** Do this **
Copy all records verbatim.

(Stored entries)
· · · ·
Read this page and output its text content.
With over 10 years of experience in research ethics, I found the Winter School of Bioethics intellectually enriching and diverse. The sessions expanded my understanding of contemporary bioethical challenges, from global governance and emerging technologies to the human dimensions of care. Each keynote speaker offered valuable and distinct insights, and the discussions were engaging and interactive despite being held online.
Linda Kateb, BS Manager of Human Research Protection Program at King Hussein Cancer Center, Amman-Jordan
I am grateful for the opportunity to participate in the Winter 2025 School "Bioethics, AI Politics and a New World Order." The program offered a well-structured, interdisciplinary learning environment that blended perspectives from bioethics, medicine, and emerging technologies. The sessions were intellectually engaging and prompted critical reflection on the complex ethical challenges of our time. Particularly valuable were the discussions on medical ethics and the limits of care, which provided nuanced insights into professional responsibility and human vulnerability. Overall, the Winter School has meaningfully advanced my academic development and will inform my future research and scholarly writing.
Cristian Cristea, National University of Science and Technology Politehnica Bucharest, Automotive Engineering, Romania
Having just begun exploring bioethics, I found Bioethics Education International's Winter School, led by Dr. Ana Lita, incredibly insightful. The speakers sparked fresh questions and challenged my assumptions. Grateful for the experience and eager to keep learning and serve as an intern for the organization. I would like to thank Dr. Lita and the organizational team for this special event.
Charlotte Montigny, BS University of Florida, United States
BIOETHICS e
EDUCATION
· · · ·
** Expected output **
Read this page and output its text content.
With over 10 years of experience in research ethics, I found the Winter School of Bioethics intellectually enriching and diverse. The sessions expanded my understanding of contemporary bioethical challenges, from global governance and emerging technologies to the human dimensions of care. Each keynote speaker offered valuable and distinct insights, and the discussions were engaging and interactive despite being held online.
Linda Kateb, BS Manager of Human Research Protection Program at King Hussein Cancer Center, Amman-Jordan
I am grateful for the opportunity to participate in the Winter 2025 School "Bioethics, AI Politics and a New World Order." The program offered a well-structured, interdisciplinary learning environment that blended perspectives from bioethics, medicine, and emerging technologies. The sessions were intellectually engaging and prompted critical reflection on the complex ethical challenges of our time. Particularly valuable were the discussions on medical ethics and the limits of care, which provided nuanced insights into professional responsibility and human vulnerability. Overall, the Winter School has meaningfully advanced my academic development and will inform my future research and scholarly writing.
Cristian Cristea, National University of Science and Technology Politehnica Bucharest, Automotive Engineering, Romania
Having just begun exploring bioethics, I found Bioethics Education International's Winter School, led by Dr. Ana Lita, incredibly insightful. The speakers sparked fresh questions and challenged my assumptions. Grateful for the experience and eager to keep learning and serve as an intern for the organization. I would like to thank Dr. Lita and the organizational team for this special event.
Charlotte Montigny, BS University of Florida, United States
BIOETHICS e
EDUCATION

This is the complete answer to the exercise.